**DIRECTIVE**.
The records should be repeated word for word, pictures excluded.

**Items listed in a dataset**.
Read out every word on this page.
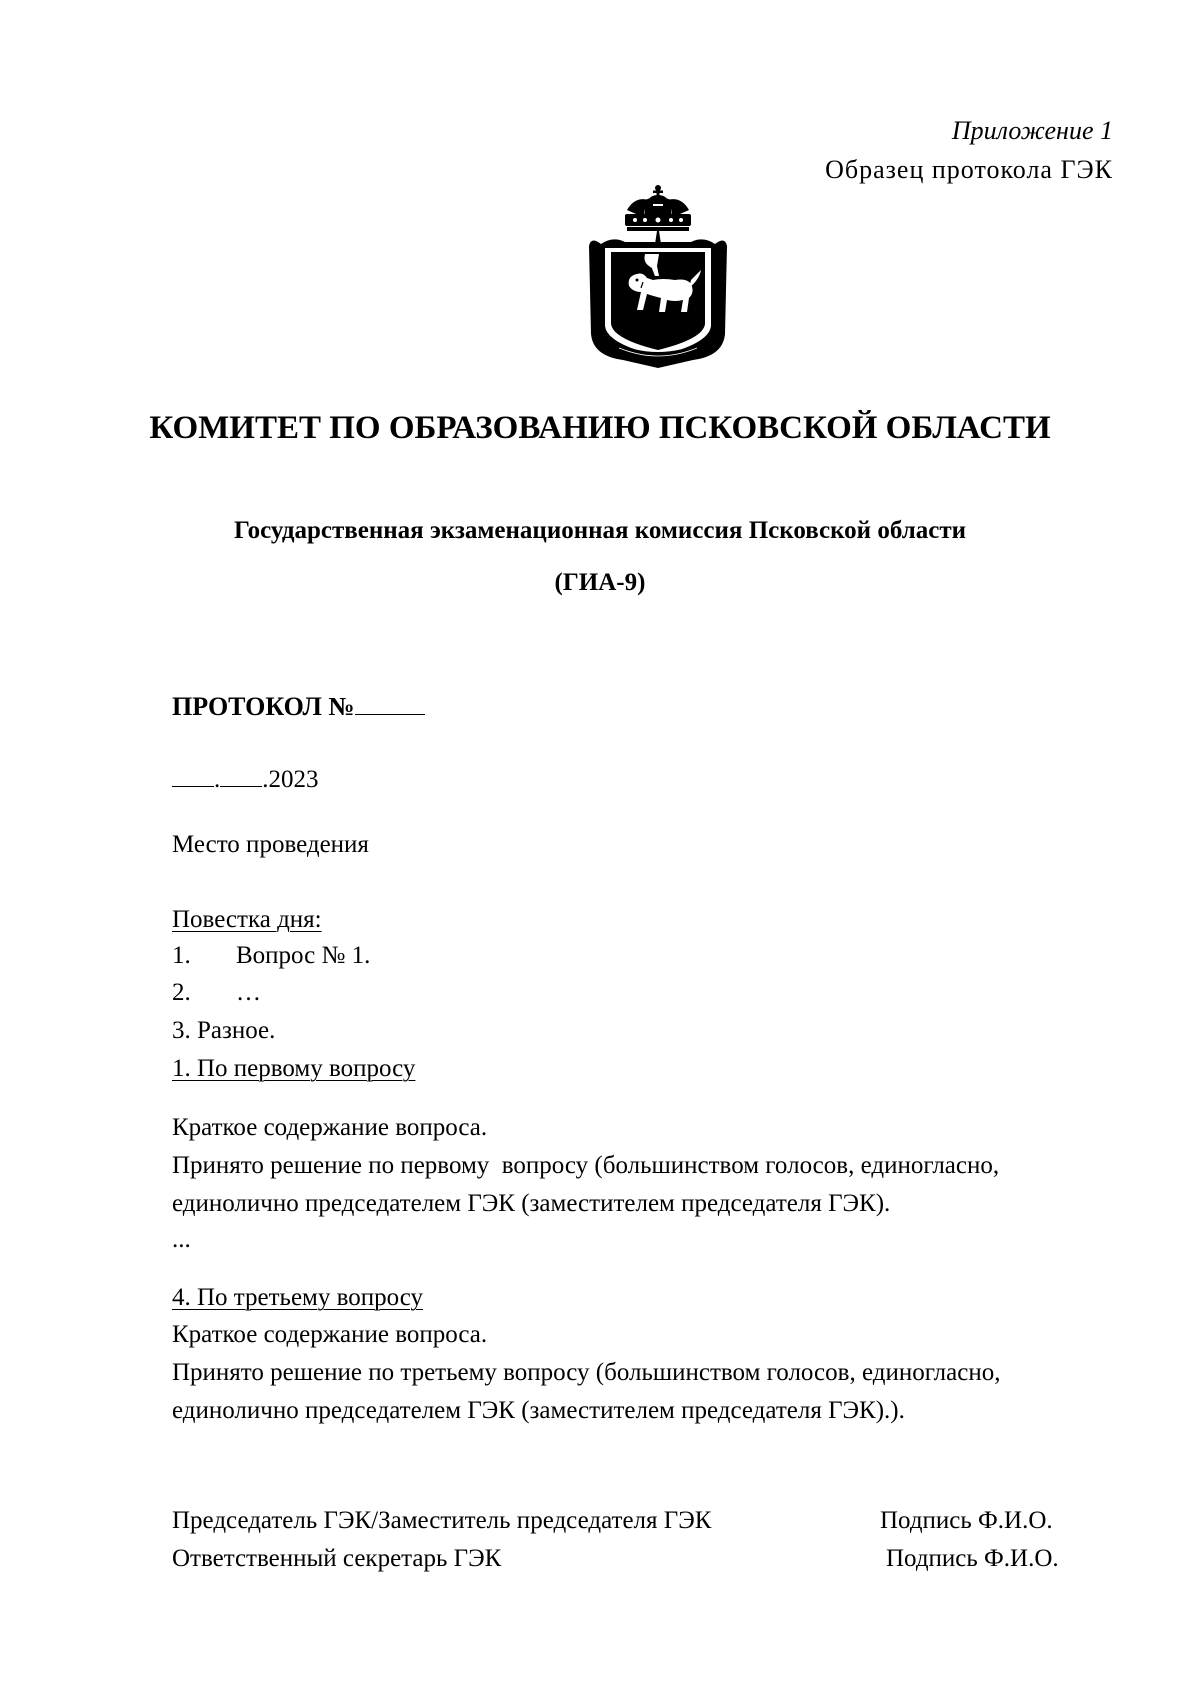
Приложение 1
Образец протокола ГЭК
КОМИТЕТ ПО ОБРАЗОВАНИЮ ПСКОВСКОЙ ОБЛАСТИ
Государственная экзаменационная комиссия Псковской области
(ГИА-9)
ПРОТОКОЛ №
. .2023
Место проведения
Повестка дня:
1. Вопрос № 1.
2. …
3. Разное.
1. По первому вопросу
Краткое содержание вопроса.
Принято решение по первому  вопросу (большинством голосов, единогласно,
единолично председателем ГЭК (заместителем председателя ГЭК).
...
4. По третьему вопросу
Краткое содержание вопроса.
Принято решение по третьему вопросу (большинством голосов, единогласно,
единолично председателем ГЭК (заместителем председателя ГЭК).).
Председатель ГЭК/Заместитель председателя ГЭК	Подпись Ф.И.О.
Ответственный секретарь ГЭК	Подпись Ф.И.О.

**WRITTEN SOLUTION**.
Read out every word on this page.
Приложение 1
Образец протокола ГЭК
КОМИТЕТ ПО ОБРАЗОВАНИЮ ПСКОВСКОЙ ОБЛАСТИ
Государственная экзаменационная комиссия Псковской области
(ГИА-9)
ПРОТОКОЛ №
. .2023
Место проведения
Повестка дня:
1. Вопрос № 1.
2. …
3. Разное.
1. По первому вопросу
Краткое содержание вопроса.
Принято решение по первому  вопросу (большинством голосов, единогласно,
единолично председателем ГЭК (заместителем председателя ГЭК).
...
4. По третьему вопросу
Краткое содержание вопроса.
Принято решение по третьему вопросу (большинством голосов, единогласно,
единолично председателем ГЭК (заместителем председателя ГЭК).).
Председатель ГЭК/Заместитель председателя ГЭК	Подпись Ф.И.О.
Ответственный секретарь ГЭК	Подпись Ф.И.О.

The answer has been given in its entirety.